• [The problem] Quote each of the items below verbatim, keeping every line unchanged.

• [Provided data]
________________________

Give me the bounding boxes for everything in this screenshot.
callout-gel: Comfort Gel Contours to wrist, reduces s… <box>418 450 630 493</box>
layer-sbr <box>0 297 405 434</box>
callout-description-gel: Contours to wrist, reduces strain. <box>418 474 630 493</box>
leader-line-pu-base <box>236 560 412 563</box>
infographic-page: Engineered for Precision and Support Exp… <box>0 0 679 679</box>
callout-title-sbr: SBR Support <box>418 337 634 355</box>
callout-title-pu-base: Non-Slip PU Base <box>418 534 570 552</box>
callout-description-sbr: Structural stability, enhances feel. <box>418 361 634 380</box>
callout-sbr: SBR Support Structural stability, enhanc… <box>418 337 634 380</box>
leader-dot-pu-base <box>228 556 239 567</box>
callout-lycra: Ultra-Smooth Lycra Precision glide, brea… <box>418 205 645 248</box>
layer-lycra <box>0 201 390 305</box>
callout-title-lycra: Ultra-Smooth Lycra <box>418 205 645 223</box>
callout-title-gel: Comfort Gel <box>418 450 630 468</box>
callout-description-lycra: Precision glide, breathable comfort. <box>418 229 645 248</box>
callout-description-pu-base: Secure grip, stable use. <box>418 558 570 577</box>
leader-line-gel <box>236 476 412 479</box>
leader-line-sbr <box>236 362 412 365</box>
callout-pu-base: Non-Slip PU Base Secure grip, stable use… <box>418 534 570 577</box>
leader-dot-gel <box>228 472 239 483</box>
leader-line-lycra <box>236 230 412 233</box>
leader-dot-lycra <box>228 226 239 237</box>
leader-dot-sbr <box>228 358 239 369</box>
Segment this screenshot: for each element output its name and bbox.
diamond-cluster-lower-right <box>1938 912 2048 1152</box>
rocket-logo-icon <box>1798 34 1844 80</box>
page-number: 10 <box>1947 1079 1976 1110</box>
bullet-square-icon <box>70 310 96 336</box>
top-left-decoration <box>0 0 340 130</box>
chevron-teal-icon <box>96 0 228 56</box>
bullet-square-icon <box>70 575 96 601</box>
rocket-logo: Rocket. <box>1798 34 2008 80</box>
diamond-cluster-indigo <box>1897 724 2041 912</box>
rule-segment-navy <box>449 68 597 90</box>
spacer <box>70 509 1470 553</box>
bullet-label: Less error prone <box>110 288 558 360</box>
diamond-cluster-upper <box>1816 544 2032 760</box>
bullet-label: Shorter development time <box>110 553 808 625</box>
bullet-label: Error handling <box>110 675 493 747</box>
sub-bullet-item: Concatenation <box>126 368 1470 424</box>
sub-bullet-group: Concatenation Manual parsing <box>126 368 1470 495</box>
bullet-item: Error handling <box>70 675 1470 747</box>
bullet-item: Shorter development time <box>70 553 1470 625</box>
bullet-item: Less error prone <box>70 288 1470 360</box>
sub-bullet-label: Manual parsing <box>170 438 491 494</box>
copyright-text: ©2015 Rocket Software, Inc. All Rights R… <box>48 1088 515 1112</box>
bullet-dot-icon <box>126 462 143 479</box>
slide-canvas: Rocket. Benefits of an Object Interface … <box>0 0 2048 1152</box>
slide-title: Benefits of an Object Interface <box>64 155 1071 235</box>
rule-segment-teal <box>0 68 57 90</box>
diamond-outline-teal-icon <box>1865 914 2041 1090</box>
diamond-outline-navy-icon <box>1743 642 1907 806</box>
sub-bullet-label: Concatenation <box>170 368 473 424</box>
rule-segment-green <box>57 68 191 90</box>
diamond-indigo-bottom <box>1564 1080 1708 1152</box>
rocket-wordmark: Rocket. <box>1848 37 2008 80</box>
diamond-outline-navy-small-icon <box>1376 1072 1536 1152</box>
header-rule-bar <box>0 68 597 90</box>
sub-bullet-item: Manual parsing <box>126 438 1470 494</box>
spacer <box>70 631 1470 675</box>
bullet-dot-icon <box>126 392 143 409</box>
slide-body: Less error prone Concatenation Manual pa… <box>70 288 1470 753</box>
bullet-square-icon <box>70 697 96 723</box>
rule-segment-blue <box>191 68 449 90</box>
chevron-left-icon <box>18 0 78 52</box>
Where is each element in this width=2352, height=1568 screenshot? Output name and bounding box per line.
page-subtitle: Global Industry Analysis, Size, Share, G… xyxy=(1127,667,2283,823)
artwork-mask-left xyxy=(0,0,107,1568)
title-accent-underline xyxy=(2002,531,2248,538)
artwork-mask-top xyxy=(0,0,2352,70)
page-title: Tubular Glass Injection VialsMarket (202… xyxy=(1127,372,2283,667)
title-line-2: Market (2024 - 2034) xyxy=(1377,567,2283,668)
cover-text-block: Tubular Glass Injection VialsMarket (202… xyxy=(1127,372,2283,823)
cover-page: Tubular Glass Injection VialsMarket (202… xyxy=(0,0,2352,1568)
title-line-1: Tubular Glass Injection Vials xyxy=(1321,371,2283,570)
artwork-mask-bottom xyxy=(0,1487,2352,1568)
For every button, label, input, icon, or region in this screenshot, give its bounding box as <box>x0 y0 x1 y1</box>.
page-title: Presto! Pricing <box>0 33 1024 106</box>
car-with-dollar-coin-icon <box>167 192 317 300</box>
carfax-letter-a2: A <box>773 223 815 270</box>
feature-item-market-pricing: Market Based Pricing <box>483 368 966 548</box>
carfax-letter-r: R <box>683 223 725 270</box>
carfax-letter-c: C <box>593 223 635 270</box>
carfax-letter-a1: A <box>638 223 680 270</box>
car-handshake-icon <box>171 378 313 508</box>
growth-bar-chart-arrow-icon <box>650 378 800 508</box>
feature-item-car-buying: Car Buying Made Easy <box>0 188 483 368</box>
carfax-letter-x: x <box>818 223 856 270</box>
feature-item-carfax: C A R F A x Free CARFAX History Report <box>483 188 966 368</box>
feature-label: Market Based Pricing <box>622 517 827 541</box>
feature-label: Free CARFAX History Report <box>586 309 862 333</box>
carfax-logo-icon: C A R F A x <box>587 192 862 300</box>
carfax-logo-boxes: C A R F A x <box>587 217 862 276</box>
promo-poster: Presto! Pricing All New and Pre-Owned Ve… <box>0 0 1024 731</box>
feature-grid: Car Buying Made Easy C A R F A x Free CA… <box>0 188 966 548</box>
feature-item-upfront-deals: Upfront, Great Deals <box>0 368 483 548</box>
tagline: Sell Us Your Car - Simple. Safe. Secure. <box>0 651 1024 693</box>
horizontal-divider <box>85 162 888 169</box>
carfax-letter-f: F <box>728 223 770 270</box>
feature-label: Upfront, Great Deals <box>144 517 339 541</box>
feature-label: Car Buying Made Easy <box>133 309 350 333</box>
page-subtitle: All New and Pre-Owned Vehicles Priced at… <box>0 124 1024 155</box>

________________________

• [Answer for the task]
Give me the bounding boxes for everything in this screenshot.
callout-gel: Comfort Gel Contours to wrist, reduces s… <box>418 450 630 493</box>
layer-sbr <box>0 297 405 434</box>
callout-description-gel: Contours to wrist, reduces strain. <box>418 474 630 493</box>
leader-line-pu-base <box>236 560 412 563</box>
infographic-page: Engineered for Precision and Support Exp… <box>0 0 679 679</box>
callout-title-sbr: SBR Support <box>418 337 634 355</box>
callout-title-pu-base: Non-Slip PU Base <box>418 534 570 552</box>
callout-description-sbr: Structural stability, enhances feel. <box>418 361 634 380</box>
callout-sbr: SBR Support Structural stability, enhanc… <box>418 337 634 380</box>
leader-dot-pu-base <box>228 556 239 567</box>
callout-lycra: Ultra-Smooth Lycra Precision glide, brea… <box>418 205 645 248</box>
layer-lycra <box>0 201 390 305</box>
callout-title-lycra: Ultra-Smooth Lycra <box>418 205 645 223</box>
callout-title-gel: Comfort Gel <box>418 450 630 468</box>
callout-description-lycra: Precision glide, breathable comfort. <box>418 229 645 248</box>
callout-description-pu-base: Secure grip, stable use. <box>418 558 570 577</box>
leader-line-gel <box>236 476 412 479</box>
leader-line-sbr <box>236 362 412 365</box>
callout-pu-base: Non-Slip PU Base Secure grip, stable use… <box>418 534 570 577</box>
leader-dot-gel <box>228 472 239 483</box>
leader-line-lycra <box>236 230 412 233</box>
leader-dot-lycra <box>228 226 239 237</box>
leader-dot-sbr <box>228 358 239 369</box>
Segment this screenshot: for each element output its name and bbox.
diamond-cluster-lower-right <box>1938 912 2048 1152</box>
rocket-logo-icon <box>1798 34 1844 80</box>
page-number: 10 <box>1947 1079 1976 1110</box>
bullet-square-icon <box>70 310 96 336</box>
top-left-decoration <box>0 0 340 130</box>
chevron-teal-icon <box>96 0 228 56</box>
bullet-square-icon <box>70 575 96 601</box>
rocket-logo: Rocket. <box>1798 34 2008 80</box>
diamond-cluster-indigo <box>1897 724 2041 912</box>
rule-segment-navy <box>449 68 597 90</box>
spacer <box>70 509 1470 553</box>
bullet-label: Less error prone <box>110 288 558 360</box>
diamond-cluster-upper <box>1816 544 2032 760</box>
bullet-label: Shorter development time <box>110 553 808 625</box>
bullet-label: Error handling <box>110 675 493 747</box>
sub-bullet-item: Concatenation <box>126 368 1470 424</box>
sub-bullet-group: Concatenation Manual parsing <box>126 368 1470 495</box>
bullet-item: Error handling <box>70 675 1470 747</box>
bullet-item: Shorter development time <box>70 553 1470 625</box>
bullet-item: Less error prone <box>70 288 1470 360</box>
sub-bullet-label: Manual parsing <box>170 438 491 494</box>
copyright-text: ©2015 Rocket Software, Inc. All Rights R… <box>48 1088 515 1112</box>
bullet-dot-icon <box>126 462 143 479</box>
slide-canvas: Rocket. Benefits of an Object Interface … <box>0 0 2048 1152</box>
slide-title: Benefits of an Object Interface <box>64 155 1071 235</box>
rule-segment-teal <box>0 68 57 90</box>
diamond-outline-teal-icon <box>1865 914 2041 1090</box>
diamond-outline-navy-icon <box>1743 642 1907 806</box>
sub-bullet-label: Concatenation <box>170 368 473 424</box>
rule-segment-green <box>57 68 191 90</box>
diamond-indigo-bottom <box>1564 1080 1708 1152</box>
rocket-wordmark: Rocket. <box>1848 37 2008 80</box>
diamond-outline-navy-small-icon <box>1376 1072 1536 1152</box>
header-rule-bar <box>0 68 597 90</box>
sub-bullet-item: Manual parsing <box>126 438 1470 494</box>
spacer <box>70 631 1470 675</box>
bullet-dot-icon <box>126 392 143 409</box>
slide-body: Less error prone Concatenation Manual pa… <box>70 288 1470 753</box>
bullet-square-icon <box>70 697 96 723</box>
rule-segment-blue <box>191 68 449 90</box>
chevron-left-icon <box>18 0 78 52</box>
Where is each element in this width=2352, height=1568 screenshot? Output name and bounding box per line.
page-subtitle: Global Industry Analysis, Size, Share, G… xyxy=(1127,667,2283,823)
artwork-mask-left xyxy=(0,0,107,1568)
title-accent-underline xyxy=(2002,531,2248,538)
artwork-mask-top xyxy=(0,0,2352,70)
page-title: Tubular Glass Injection VialsMarket (202… xyxy=(1127,372,2283,667)
title-line-2: Market (2024 - 2034) xyxy=(1377,567,2283,668)
cover-text-block: Tubular Glass Injection VialsMarket (202… xyxy=(1127,372,2283,823)
cover-page: Tubular Glass Injection VialsMarket (202… xyxy=(0,0,2352,1568)
title-line-1: Tubular Glass Injection Vials xyxy=(1321,371,2283,570)
artwork-mask-bottom xyxy=(0,1487,2352,1568)
For every button, label, input, icon, or region in this screenshot, give its bounding box as <box>x0 y0 x1 y1</box>.
page-title: Presto! Pricing <box>0 33 1024 106</box>
car-with-dollar-coin-icon <box>167 192 317 300</box>
carfax-letter-a2: A <box>773 223 815 270</box>
feature-item-market-pricing: Market Based Pricing <box>483 368 966 548</box>
carfax-letter-r: R <box>683 223 725 270</box>
carfax-letter-c: C <box>593 223 635 270</box>
carfax-letter-a1: A <box>638 223 680 270</box>
car-handshake-icon <box>171 378 313 508</box>
growth-bar-chart-arrow-icon <box>650 378 800 508</box>
feature-item-car-buying: Car Buying Made Easy <box>0 188 483 368</box>
carfax-letter-x: x <box>818 223 856 270</box>
feature-item-carfax: C A R F A x Free CARFAX History Report <box>483 188 966 368</box>
feature-label: Market Based Pricing <box>622 517 827 541</box>
feature-label: Free CARFAX History Report <box>586 309 862 333</box>
carfax-logo-icon: C A R F A x <box>587 192 862 300</box>
carfax-logo-boxes: C A R F A x <box>587 217 862 276</box>
promo-poster: Presto! Pricing All New and Pre-Owned Ve… <box>0 0 1024 731</box>
feature-grid: Car Buying Made Easy C A R F A x Free CA… <box>0 188 966 548</box>
feature-item-upfront-deals: Upfront, Great Deals <box>0 368 483 548</box>
tagline: Sell Us Your Car - Simple. Safe. Secure. <box>0 651 1024 693</box>
horizontal-divider <box>85 162 888 169</box>
carfax-letter-f: F <box>728 223 770 270</box>
feature-label: Upfront, Great Deals <box>144 517 339 541</box>
feature-label: Car Buying Made Easy <box>133 309 350 333</box>
page-subtitle: All New and Pre-Owned Vehicles Priced at… <box>0 124 1024 155</box>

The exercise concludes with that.